**Exercise instructions**.
Print the data exactly as it is given, please.

**Rows**.
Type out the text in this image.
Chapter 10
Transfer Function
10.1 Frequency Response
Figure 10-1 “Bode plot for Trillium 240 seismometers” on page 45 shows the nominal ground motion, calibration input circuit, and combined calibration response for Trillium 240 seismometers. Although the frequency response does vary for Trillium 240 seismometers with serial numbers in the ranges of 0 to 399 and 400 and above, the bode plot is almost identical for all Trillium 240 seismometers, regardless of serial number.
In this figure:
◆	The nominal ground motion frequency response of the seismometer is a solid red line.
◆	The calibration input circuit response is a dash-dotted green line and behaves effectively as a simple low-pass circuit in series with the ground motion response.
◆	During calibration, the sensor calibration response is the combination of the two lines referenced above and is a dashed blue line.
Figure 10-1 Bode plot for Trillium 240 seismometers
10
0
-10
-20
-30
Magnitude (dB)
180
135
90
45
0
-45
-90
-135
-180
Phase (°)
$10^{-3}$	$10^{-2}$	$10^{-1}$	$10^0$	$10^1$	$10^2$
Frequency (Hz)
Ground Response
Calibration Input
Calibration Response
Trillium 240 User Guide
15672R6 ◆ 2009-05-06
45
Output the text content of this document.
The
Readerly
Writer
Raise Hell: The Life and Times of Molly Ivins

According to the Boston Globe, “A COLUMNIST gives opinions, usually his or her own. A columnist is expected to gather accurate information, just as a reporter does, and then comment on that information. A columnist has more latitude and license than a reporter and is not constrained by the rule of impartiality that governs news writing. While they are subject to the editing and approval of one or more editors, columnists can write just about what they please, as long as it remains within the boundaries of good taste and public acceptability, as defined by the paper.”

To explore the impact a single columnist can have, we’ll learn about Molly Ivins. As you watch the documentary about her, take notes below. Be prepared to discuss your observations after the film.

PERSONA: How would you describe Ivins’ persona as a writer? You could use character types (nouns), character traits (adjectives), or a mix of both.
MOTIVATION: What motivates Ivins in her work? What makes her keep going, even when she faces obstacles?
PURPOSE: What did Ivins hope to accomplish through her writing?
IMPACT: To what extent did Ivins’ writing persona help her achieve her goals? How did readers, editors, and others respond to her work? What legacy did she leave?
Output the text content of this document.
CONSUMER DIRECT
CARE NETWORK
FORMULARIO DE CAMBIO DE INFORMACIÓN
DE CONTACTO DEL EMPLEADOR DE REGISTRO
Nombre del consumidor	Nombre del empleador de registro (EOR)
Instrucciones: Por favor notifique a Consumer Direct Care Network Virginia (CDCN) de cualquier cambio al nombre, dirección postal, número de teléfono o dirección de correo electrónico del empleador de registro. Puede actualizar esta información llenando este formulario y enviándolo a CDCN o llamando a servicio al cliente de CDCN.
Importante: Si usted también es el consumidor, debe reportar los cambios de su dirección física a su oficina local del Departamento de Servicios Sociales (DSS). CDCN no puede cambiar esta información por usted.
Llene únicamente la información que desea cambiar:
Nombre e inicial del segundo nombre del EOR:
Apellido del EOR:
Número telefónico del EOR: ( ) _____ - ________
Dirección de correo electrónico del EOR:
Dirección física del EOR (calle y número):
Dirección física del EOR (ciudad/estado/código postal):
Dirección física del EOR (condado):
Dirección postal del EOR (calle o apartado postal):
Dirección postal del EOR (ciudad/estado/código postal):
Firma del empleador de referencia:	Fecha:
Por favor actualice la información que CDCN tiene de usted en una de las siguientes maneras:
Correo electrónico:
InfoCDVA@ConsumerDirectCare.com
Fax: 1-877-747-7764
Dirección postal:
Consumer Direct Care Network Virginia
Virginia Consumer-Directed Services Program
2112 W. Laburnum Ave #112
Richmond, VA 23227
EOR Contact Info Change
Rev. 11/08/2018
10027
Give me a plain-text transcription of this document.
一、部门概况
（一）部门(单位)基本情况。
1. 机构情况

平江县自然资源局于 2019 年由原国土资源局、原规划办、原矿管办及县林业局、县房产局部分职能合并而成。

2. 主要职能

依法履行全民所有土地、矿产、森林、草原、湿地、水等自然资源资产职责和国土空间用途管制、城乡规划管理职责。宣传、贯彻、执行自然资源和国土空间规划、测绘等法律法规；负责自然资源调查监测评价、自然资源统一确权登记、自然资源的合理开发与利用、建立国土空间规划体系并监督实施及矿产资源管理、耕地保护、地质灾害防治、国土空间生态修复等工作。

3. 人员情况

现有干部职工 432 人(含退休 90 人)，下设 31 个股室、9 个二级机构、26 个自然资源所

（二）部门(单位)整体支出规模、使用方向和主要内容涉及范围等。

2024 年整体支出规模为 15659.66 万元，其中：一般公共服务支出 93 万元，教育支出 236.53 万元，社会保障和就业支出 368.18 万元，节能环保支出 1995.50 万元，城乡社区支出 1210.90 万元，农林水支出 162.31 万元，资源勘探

**Task solution**.
Type out the text in this image.
Chapter 10
Transfer Function
10.1 Frequency Response
Figure 10-1 “Bode plot for Trillium 240 seismometers” on page 45 shows the nominal ground motion, calibration input circuit, and combined calibration response for Trillium 240 seismometers. Although the frequency response does vary for Trillium 240 seismometers with serial numbers in the ranges of 0 to 399 and 400 and above, the bode plot is almost identical for all Trillium 240 seismometers, regardless of serial number.
In this figure:
◆	The nominal ground motion frequency response of the seismometer is a solid red line.
◆	The calibration input circuit response is a dash-dotted green line and behaves effectively as a simple low-pass circuit in series with the ground motion response.
◆	During calibration, the sensor calibration response is the combination of the two lines referenced above and is a dashed blue line.
Figure 10-1 Bode plot for Trillium 240 seismometers
10
0
-10
-20
-30
Magnitude (dB)
180
135
90
45
0
-45
-90
-135
-180
Phase (°)
$10^{-3}$	$10^{-2}$	$10^{-1}$	$10^0$	$10^1$	$10^2$
Frequency (Hz)
Ground Response
Calibration Input
Calibration Response
Trillium 240 User Guide
15672R6 ◆ 2009-05-06
45
Output the text content of this document.
The
Readerly
Writer
Raise Hell: The Life and Times of Molly Ivins

According to the Boston Globe, “A COLUMNIST gives opinions, usually his or her own. A columnist is expected to gather accurate information, just as a reporter does, and then comment on that information. A columnist has more latitude and license than a reporter and is not constrained by the rule of impartiality that governs news writing. While they are subject to the editing and approval of one or more editors, columnists can write just about what they please, as long as it remains within the boundaries of good taste and public acceptability, as defined by the paper.”

To explore the impact a single columnist can have, we’ll learn about Molly Ivins. As you watch the documentary about her, take notes below. Be prepared to discuss your observations after the film.

PERSONA: How would you describe Ivins’ persona as a writer? You could use character types (nouns), character traits (adjectives), or a mix of both.
MOTIVATION: What motivates Ivins in her work? What makes her keep going, even when she faces obstacles?
PURPOSE: What did Ivins hope to accomplish through her writing?
IMPACT: To what extent did Ivins’ writing persona help her achieve her goals? How did readers, editors, and others respond to her work? What legacy did she leave?
Output the text content of this document.
CONSUMER DIRECT
CARE NETWORK
FORMULARIO DE CAMBIO DE INFORMACIÓN
DE CONTACTO DEL EMPLEADOR DE REGISTRO
Nombre del consumidor	Nombre del empleador de registro (EOR)
Instrucciones: Por favor notifique a Consumer Direct Care Network Virginia (CDCN) de cualquier cambio al nombre, dirección postal, número de teléfono o dirección de correo electrónico del empleador de registro. Puede actualizar esta información llenando este formulario y enviándolo a CDCN o llamando a servicio al cliente de CDCN.
Importante: Si usted también es el consumidor, debe reportar los cambios de su dirección física a su oficina local del Departamento de Servicios Sociales (DSS). CDCN no puede cambiar esta información por usted.
Llene únicamente la información que desea cambiar:
Nombre e inicial del segundo nombre del EOR:
Apellido del EOR:
Número telefónico del EOR: ( ) _____ - ________
Dirección de correo electrónico del EOR:
Dirección física del EOR (calle y número):
Dirección física del EOR (ciudad/estado/código postal):
Dirección física del EOR (condado):
Dirección postal del EOR (calle o apartado postal):
Dirección postal del EOR (ciudad/estado/código postal):
Firma del empleador de referencia:	Fecha:
Por favor actualice la información que CDCN tiene de usted en una de las siguientes maneras:
Correo electrónico:
InfoCDVA@ConsumerDirectCare.com
Fax: 1-877-747-7764
Dirección postal:
Consumer Direct Care Network Virginia
Virginia Consumer-Directed Services Program
2112 W. Laburnum Ave #112
Richmond, VA 23227
EOR Contact Info Change
Rev. 11/08/2018
10027
Give me a plain-text transcription of this document.
一、部门概况
（一）部门(单位)基本情况。
1. 机构情况

平江县自然资源局于 2019 年由原国土资源局、原规划办、原矿管办及县林业局、县房产局部分职能合并而成。

2. 主要职能

依法履行全民所有土地、矿产、森林、草原、湿地、水等自然资源资产职责和国土空间用途管制、城乡规划管理职责。宣传、贯彻、执行自然资源和国土空间规划、测绘等法律法规；负责自然资源调查监测评价、自然资源统一确权登记、自然资源的合理开发与利用、建立国土空间规划体系并监督实施及矿产资源管理、耕地保护、地质灾害防治、国土空间生态修复等工作。

3. 人员情况

现有干部职工 432 人(含退休 90 人)，下设 31 个股室、9 个二级机构、26 个自然资源所

（二）部门(单位)整体支出规模、使用方向和主要内容涉及范围等。

2024 年整体支出规模为 15659.66 万元，其中：一般公共服务支出 93 万元，教育支出 236.53 万元，社会保障和就业支出 368.18 万元，节能环保支出 1995.50 万元，城乡社区支出 1210.90 万元，农林水支出 162.31 万元，资源勘探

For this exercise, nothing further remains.